Exclude images, then output the remaining data verbatim.
##### SUPPLIED DATA
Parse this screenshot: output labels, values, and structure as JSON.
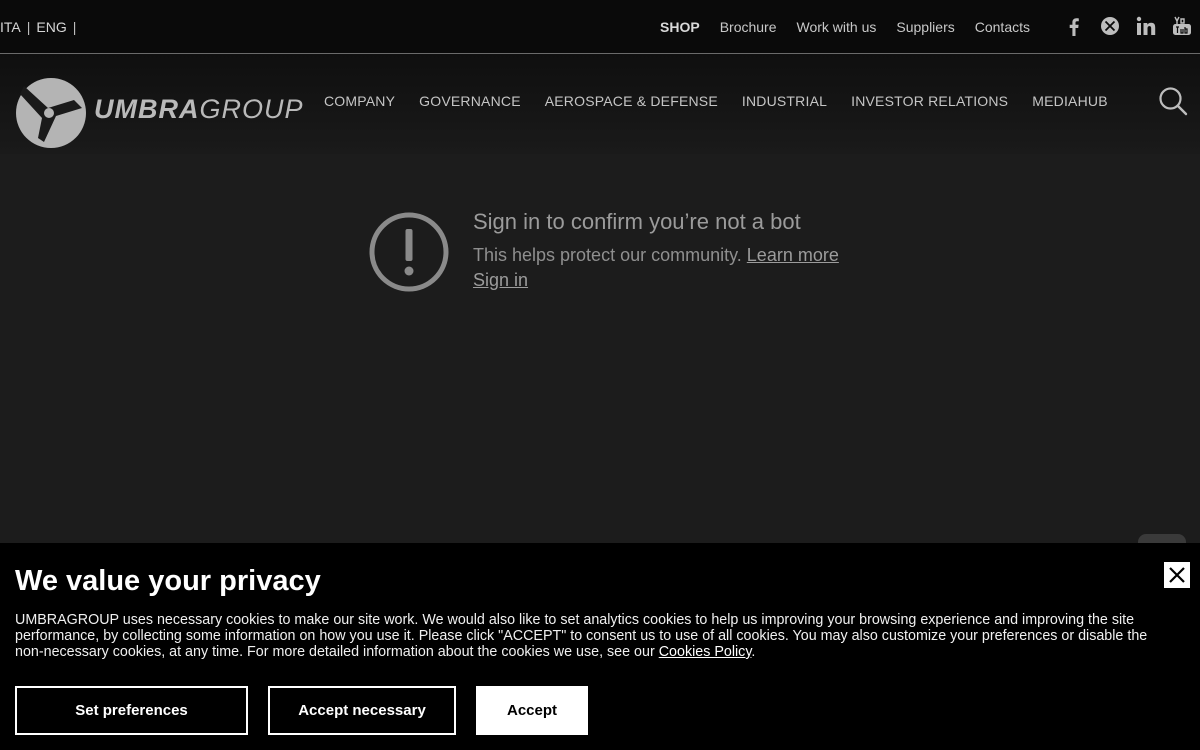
{
  "topbar": {
    "languages": [
      "ITA",
      "ENG"
    ],
    "separator": "|",
    "links": [
      "SHOP",
      "Brochure",
      "Work with us",
      "Suppliers",
      "Contacts"
    ],
    "social_icons": [
      "facebook-icon",
      "x-twitter-icon",
      "linkedin-icon",
      "youtube-icon"
    ]
  },
  "header": {
    "logo_bold": "UMBRA",
    "logo_light": "GROUP",
    "nav": [
      "COMPANY",
      "GOVERNANCE",
      "AEROSPACE & DEFENSE",
      "INDUSTRIAL",
      "INVESTOR RELATIONS",
      "MEDIAHUB"
    ],
    "search_icon": "search-icon"
  },
  "botcheck": {
    "title": "Sign in to confirm you’re not a bot",
    "description": "This helps protect our community.",
    "learn_more": "Learn more",
    "sign_in": "Sign in"
  },
  "cookie": {
    "title": "We value your privacy",
    "text": "UMBRAGROUP uses necessary cookies to make our site work. We would also like to set analytics cookies to help us improving your browsing experience and improving the site performance, by collecting some information on how you use it. Please click \"ACCEPT\" to consent us to use of all cookies. You may also customize your preferences or disable the non-necessary cookies, at any time. For more detailed information about the cookies we use, see our",
    "policy_link": "Cookies Policy",
    "period": ".",
    "buttons": {
      "preferences": "Set preferences",
      "necessary": "Accept necessary",
      "accept": "Accept"
    }
  },
  "colors": {
    "page_bg": "#1c1c1c",
    "topbar_bg": "#0a0a0a",
    "banner_bg": "#000000",
    "accept_bg": "#ffffff"
  }
}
##########
**COMPLETED TASK**.
Parse this screenshot: output labels, values, and structure as JSON.
{
  "topbar": {
    "languages": [
      "ITA",
      "ENG"
    ],
    "separator": "|",
    "links": [
      "SHOP",
      "Brochure",
      "Work with us",
      "Suppliers",
      "Contacts"
    ],
    "social_icons": [
      "facebook-icon",
      "x-twitter-icon",
      "linkedin-icon",
      "youtube-icon"
    ]
  },
  "header": {
    "logo_bold": "UMBRA",
    "logo_light": "GROUP",
    "nav": [
      "COMPANY",
      "GOVERNANCE",
      "AEROSPACE & DEFENSE",
      "INDUSTRIAL",
      "INVESTOR RELATIONS",
      "MEDIAHUB"
    ],
    "search_icon": "search-icon"
  },
  "botcheck": {
    "title": "Sign in to confirm you’re not a bot",
    "description": "This helps protect our community.",
    "learn_more": "Learn more",
    "sign_in": "Sign in"
  },
  "cookie": {
    "title": "We value your privacy",
    "text": "UMBRAGROUP uses necessary cookies to make our site work. We would also like to set analytics cookies to help us improving your browsing experience and improving the site performance, by collecting some information on how you use it. Please click \"ACCEPT\" to consent us to use of all cookies. You may also customize your preferences or disable the non-necessary cookies, at any time. For more detailed information about the cookies we use, see our",
    "policy_link": "Cookies Policy",
    "period": ".",
    "buttons": {
      "preferences": "Set preferences",
      "necessary": "Accept necessary",
      "accept": "Accept"
    }
  },
  "colors": {
    "page_bg": "#1c1c1c",
    "topbar_bg": "#0a0a0a",
    "banner_bg": "#000000",
    "accept_bg": "#ffffff"
  }
}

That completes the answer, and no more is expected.